═══ DOCUMENT EXTRACT

April 20, 2024

F.D.A. Approves Drug to Treat Hospital Scourge

Dr. Gorbach ended up devoting much of his career to tracking down the cause of that outbreak and pursuing treatments. On Friday, 40 years after he began his quest, the Food and Drug Administration approved a drug he helped develop.

The drug, called Dificid, is the first new medicine in 25 years approved to treat diarrhea caused by Clostridium difficile, a nasty and persistent bacterium that one study suggests may have surpassed the better known MRSA as the leading hospital-acquired infection.

In clinical trials, Dificid, also known as fidaxomicin, proved better than the only approved drug in keeping patients free of symptoms 25 days after the end of treatment. The new drug was developed by Optimer Pharmaceuticals, where Dr. Gorbach, now 76, is the chief scientific officer.

══════

→ **WHAT THE TASK REQUIRES**
Reproduce the passage of the Dificid article that begins with the words "April 20, 2024" and ends with "leading hospital-acquired infection.", word for word.

═══ DATA PROVIDED

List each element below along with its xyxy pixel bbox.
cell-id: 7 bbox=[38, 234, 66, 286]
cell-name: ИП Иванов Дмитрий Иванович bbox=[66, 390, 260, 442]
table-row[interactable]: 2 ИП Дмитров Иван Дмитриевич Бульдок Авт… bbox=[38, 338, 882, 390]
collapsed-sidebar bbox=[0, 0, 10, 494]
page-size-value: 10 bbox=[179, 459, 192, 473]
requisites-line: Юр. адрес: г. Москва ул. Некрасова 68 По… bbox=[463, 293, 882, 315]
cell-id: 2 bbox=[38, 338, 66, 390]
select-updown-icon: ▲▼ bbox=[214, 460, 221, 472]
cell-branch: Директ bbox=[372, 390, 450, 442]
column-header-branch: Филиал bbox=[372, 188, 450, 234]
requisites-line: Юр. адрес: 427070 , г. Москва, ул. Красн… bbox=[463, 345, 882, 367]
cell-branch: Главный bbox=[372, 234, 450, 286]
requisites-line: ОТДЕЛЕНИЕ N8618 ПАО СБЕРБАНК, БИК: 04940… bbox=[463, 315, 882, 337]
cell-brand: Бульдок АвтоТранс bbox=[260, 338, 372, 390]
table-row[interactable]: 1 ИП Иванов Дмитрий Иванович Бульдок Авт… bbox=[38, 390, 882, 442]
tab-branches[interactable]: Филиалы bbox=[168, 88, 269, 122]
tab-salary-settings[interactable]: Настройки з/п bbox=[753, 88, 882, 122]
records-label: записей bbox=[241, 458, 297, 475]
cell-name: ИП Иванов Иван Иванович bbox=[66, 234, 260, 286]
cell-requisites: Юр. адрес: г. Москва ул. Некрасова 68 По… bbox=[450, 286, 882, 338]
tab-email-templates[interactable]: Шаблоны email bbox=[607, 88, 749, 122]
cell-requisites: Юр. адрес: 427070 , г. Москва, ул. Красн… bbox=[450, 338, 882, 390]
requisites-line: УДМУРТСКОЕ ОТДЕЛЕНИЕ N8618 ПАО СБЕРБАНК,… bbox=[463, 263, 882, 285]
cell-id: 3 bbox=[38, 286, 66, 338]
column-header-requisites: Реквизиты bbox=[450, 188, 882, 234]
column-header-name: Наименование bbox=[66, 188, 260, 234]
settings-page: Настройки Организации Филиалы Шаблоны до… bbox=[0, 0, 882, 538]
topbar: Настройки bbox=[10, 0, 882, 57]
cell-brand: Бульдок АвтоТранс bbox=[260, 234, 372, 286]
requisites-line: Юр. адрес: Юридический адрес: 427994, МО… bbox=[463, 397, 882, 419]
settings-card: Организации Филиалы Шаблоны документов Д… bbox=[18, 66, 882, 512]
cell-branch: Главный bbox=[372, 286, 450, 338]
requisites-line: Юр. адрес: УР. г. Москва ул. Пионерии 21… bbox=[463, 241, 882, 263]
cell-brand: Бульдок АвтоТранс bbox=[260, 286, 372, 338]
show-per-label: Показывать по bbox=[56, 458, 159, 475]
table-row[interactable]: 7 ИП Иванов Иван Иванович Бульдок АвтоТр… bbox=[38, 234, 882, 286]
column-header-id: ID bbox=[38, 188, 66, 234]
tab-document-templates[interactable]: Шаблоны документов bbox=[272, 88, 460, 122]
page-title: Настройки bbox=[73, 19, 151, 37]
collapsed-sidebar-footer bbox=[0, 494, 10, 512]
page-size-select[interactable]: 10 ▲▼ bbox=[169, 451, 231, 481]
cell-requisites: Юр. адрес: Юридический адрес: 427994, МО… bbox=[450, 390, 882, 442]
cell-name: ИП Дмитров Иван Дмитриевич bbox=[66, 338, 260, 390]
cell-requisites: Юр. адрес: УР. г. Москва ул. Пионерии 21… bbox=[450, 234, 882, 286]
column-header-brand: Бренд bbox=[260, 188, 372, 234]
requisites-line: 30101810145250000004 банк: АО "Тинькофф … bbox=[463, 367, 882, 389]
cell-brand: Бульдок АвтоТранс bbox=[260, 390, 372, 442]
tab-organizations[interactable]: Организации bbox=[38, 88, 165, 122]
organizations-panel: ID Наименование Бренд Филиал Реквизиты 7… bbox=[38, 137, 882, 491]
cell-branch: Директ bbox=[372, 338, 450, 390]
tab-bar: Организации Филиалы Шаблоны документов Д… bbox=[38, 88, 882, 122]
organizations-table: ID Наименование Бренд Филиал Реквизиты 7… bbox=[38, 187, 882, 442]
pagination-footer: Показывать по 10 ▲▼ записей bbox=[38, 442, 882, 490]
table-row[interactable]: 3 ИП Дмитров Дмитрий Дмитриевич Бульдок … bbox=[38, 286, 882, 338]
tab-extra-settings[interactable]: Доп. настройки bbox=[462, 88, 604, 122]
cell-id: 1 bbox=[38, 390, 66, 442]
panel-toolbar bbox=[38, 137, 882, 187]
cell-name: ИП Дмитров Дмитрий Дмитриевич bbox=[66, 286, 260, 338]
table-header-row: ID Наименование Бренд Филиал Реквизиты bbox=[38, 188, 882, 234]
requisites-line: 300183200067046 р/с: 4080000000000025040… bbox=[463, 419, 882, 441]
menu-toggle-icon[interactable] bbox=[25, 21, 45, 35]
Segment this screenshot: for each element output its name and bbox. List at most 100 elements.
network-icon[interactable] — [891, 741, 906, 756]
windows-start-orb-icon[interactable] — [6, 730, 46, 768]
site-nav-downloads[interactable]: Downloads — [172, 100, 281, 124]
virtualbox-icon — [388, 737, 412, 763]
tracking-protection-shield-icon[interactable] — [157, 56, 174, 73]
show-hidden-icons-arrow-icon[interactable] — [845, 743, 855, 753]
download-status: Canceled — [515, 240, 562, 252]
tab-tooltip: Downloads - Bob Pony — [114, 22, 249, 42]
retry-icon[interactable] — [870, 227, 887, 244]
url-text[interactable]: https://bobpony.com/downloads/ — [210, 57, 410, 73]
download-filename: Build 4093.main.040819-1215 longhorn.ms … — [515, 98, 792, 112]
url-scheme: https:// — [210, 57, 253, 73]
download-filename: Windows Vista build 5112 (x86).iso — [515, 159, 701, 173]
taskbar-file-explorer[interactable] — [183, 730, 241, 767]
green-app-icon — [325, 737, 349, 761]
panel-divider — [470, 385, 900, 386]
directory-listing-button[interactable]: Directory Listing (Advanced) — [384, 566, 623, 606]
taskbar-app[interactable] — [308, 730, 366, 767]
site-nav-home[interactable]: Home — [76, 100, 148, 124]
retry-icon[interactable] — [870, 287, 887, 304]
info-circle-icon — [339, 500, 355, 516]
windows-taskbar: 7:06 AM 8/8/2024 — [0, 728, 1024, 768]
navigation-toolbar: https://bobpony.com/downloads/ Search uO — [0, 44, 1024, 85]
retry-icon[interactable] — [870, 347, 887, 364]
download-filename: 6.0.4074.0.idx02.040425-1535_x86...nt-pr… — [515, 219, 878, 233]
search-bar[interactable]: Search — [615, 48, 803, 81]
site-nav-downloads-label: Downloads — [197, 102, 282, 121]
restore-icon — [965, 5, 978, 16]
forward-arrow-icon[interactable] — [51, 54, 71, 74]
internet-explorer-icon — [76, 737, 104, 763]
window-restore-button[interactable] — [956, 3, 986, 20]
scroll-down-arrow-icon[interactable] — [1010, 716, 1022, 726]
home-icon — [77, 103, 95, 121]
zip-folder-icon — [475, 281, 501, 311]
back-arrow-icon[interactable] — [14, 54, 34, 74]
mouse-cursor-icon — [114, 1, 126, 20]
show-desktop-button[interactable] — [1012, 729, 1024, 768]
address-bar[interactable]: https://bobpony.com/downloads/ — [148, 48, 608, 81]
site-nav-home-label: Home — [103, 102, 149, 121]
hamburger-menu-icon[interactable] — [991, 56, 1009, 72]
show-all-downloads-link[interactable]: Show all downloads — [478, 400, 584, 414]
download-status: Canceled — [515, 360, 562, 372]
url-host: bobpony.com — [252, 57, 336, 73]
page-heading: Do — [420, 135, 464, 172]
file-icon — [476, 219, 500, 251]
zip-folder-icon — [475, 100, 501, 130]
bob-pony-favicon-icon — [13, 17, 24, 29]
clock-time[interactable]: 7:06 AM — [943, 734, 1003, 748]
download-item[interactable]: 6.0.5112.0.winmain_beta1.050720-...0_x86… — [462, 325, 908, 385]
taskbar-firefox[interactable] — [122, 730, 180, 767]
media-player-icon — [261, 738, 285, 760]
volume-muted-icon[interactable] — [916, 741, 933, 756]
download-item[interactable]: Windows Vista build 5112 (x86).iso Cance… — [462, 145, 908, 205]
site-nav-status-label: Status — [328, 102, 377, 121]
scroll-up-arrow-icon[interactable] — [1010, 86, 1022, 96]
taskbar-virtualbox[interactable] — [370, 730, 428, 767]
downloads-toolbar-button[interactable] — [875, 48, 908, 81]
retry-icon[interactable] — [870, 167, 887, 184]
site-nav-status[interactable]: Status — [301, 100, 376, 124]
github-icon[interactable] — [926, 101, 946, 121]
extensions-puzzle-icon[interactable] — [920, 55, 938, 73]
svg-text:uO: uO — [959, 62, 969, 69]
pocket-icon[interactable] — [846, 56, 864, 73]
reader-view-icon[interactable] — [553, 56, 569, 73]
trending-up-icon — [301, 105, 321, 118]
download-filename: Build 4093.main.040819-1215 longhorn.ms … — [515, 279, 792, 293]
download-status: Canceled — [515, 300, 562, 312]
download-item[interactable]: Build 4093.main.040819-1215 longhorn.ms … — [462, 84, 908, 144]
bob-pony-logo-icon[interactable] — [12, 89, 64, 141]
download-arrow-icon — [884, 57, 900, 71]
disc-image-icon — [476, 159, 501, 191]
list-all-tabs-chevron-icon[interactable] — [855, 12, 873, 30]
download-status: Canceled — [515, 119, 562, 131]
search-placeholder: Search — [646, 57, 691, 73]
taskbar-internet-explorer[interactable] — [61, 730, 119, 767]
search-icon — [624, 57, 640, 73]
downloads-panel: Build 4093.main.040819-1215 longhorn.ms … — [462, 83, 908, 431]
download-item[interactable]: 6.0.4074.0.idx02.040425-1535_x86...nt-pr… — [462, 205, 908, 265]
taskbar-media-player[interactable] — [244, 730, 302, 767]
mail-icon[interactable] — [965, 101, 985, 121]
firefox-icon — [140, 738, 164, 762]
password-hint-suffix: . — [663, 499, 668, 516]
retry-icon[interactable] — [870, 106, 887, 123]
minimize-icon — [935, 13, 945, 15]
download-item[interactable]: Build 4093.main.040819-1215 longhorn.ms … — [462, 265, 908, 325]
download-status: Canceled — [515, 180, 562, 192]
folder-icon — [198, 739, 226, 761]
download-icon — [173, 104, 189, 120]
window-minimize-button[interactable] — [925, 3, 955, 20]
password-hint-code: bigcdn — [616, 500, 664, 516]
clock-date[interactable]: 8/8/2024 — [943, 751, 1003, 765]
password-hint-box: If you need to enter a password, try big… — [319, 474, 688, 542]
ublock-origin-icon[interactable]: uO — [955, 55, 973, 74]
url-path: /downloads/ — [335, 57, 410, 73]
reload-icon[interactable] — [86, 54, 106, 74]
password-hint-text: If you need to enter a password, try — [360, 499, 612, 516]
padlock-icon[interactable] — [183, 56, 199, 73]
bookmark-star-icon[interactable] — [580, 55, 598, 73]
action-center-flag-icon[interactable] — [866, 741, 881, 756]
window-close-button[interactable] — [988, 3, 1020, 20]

══════

→ **EXERCISE RESULT**
April 20, 2024

F.D.A. Approves Drug to Treat Hospital Scourge

Dr. Gorbach ended up devoting much of his career to tracking down the cause of that outbreak and pursuing treatments. On Friday, 40 years after he began his quest, the Food and Drug Administration approved a drug he helped develop.

The drug, called Dificid, is the first new medicine in 25 years approved to treat diarrhea caused by Clostridium difficile, a nasty and persistent bacterium that one study suggests may have surpassed the better known MRSA as the leading hospital-acquired infection.